#### REQUEST
Write the material out again, line by line, exactly as it is.

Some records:
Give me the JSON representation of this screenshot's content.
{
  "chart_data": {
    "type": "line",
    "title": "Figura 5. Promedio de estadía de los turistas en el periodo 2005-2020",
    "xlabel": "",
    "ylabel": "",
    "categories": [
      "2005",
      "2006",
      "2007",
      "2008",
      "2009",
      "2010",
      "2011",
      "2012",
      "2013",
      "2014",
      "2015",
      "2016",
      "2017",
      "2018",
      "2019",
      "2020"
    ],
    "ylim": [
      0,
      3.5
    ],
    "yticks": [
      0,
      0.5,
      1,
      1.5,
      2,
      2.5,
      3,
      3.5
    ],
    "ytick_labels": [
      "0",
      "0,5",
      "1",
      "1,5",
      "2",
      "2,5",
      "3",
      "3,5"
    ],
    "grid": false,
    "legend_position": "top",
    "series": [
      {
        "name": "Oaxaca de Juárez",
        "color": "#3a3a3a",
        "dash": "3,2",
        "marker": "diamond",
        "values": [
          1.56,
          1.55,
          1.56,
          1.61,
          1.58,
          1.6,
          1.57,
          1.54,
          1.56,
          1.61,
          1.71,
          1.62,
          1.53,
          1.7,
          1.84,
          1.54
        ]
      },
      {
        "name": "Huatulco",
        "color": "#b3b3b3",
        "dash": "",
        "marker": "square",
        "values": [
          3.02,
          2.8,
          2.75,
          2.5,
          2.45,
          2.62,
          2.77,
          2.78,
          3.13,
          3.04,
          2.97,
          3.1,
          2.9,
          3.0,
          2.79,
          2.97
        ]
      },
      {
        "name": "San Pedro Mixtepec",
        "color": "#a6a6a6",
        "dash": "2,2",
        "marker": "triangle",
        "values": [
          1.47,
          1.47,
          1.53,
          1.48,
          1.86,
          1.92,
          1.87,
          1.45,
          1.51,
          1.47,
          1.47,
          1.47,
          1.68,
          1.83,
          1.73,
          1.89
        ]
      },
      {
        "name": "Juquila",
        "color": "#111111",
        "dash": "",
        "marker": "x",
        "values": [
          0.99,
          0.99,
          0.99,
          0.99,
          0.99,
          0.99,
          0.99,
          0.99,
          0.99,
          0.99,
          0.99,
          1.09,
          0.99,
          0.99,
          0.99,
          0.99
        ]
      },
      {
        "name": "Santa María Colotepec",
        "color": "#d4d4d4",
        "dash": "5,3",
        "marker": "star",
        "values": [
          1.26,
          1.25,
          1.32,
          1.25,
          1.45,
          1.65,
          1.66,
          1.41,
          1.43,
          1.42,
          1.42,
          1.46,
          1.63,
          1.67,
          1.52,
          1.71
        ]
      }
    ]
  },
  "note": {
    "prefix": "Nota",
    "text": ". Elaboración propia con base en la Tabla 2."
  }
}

#### RIGHT ANSWER
Give me the JSON representation of this screenshot's content.
{
  "chart_data": {
    "type": "line",
    "title": "Figura 5. Promedio de estadía de los turistas en el periodo 2005-2020",
    "xlabel": "",
    "ylabel": "",
    "categories": [
      "2005",
      "2006",
      "2007",
      "2008",
      "2009",
      "2010",
      "2011",
      "2012",
      "2013",
      "2014",
      "2015",
      "2016",
      "2017",
      "2018",
      "2019",
      "2020"
    ],
    "ylim": [
      0,
      3.5
    ],
    "yticks": [
      0,
      0.5,
      1,
      1.5,
      2,
      2.5,
      3,
      3.5
    ],
    "ytick_labels": [
      "0",
      "0,5",
      "1",
      "1,5",
      "2",
      "2,5",
      "3",
      "3,5"
    ],
    "grid": false,
    "legend_position": "top",
    "series": [
      {
        "name": "Oaxaca de Juárez",
        "color": "#3a3a3a",
        "dash": "3,2",
        "marker": "diamond",
        "values": [
          1.56,
          1.55,
          1.56,
          1.61,
          1.58,
          1.6,
          1.57,
          1.54,
          1.56,
          1.61,
          1.71,
          1.62,
          1.53,
          1.7,
          1.84,
          1.54
        ]
      },
      {
        "name": "Huatulco",
        "color": "#b3b3b3",
        "dash": "",
        "marker": "square",
        "values": [
          3.02,
          2.8,
          2.75,
          2.5,
          2.45,
          2.62,
          2.77,
          2.78,
          3.13,
          3.04,
          2.97,
          3.1,
          2.9,
          3.0,
          2.79,
          2.97
        ]
      },
      {
        "name": "San Pedro Mixtepec",
        "color": "#a6a6a6",
        "dash": "2,2",
        "marker": "triangle",
        "values": [
          1.47,
          1.47,
          1.53,
          1.48,
          1.86,
          1.92,
          1.87,
          1.45,
          1.51,
          1.47,
          1.47,
          1.47,
          1.68,
          1.83,
          1.73,
          1.89
        ]
      },
      {
        "name": "Juquila",
        "color": "#111111",
        "dash": "",
        "marker": "x",
        "values": [
          0.99,
          0.99,
          0.99,
          0.99,
          0.99,
          0.99,
          0.99,
          0.99,
          0.99,
          0.99,
          0.99,
          1.09,
          0.99,
          0.99,
          0.99,
          0.99
        ]
      },
      {
        "name": "Santa María Colotepec",
        "color": "#d4d4d4",
        "dash": "5,3",
        "marker": "star",
        "values": [
          1.26,
          1.25,
          1.32,
          1.25,
          1.45,
          1.65,
          1.66,
          1.41,
          1.43,
          1.42,
          1.42,
          1.46,
          1.63,
          1.67,
          1.52,
          1.71
        ]
      }
    ]
  },
  "note": {
    "prefix": "Nota",
    "text": ". Elaboración propia con base en la Tabla 2."
  }
}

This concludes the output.